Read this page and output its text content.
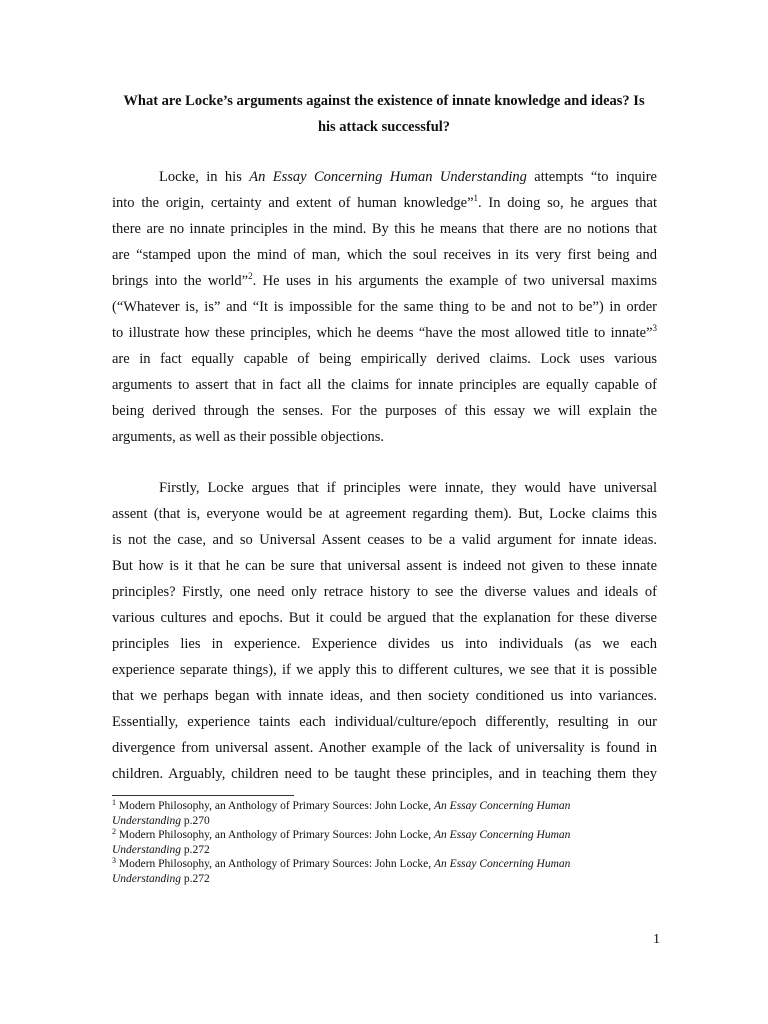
What are Locke’s arguments against the existence of innate knowledge and ideas? Is
his attack successful?
Locke, in his An Essay Concerning Human Understanding attempts “to inquire
into the origin, certainty and extent of human knowledge”$^1$. In doing so, he argues that
there are no innate principles in the mind. By this he means that there are no notions that
are “stamped upon the mind of man, which the soul receives in its very first being and
brings into the world”$^2$. He uses in his arguments the example of two universal maxims
(“Whatever is, is” and “It is impossible for the same thing to be and not to be”) in order
to illustrate how these principles, which he deems “have the most allowed title to innate”$^3$
are in fact equally capable of being empirically derived claims. Lock uses various
arguments to assert that in fact all the claims for innate principles are equally capable of
being derived through the senses. For the purposes of this essay we will explain the
arguments, as well as their possible objections.
Firstly, Locke argues that if principles were innate, they would have universal
assent (that is, everyone would be at agreement regarding them). But, Locke claims this
is not the case, and so Universal Assent ceases to be a valid argument for innate ideas.
But how is it that he can be sure that universal assent is indeed not given to these innate
principles? Firstly, one need only retrace history to see the diverse values and ideals of
various cultures and epochs. But it could be argued that the explanation for these diverse
principles lies in experience. Experience divides us into individuals (as we each
experience separate things), if we apply this to different cultures, we see that it is possible
that we perhaps began with innate ideas, and then society conditioned us into variances.
Essentially, experience taints each individual/culture/epoch differently, resulting in our
divergence from universal assent. Another example of the lack of universality is found in
children. Arguably, children need to be taught these principles, and in teaching them they
$^1$ Modern Philosophy, an Anthology of Primary Sources: John Locke, An Essay Concerning Human
Understanding p.270
$^2$ Modern Philosophy, an Anthology of Primary Sources: John Locke, An Essay Concerning Human
Understanding p.272
$^3$ Modern Philosophy, an Anthology of Primary Sources: John Locke, An Essay Concerning Human
Understanding p.272
1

▶ SET PROBLEM: Return every line above in which the string "being" occurs.

▶ EXPECTED OUTPUT:
are “stamped upon the mind of man, which the soul receives in its very first being and
are in fact equally capable of being empirically derived claims. Lock uses various
being derived through the senses. For the purposes of this essay we will explain the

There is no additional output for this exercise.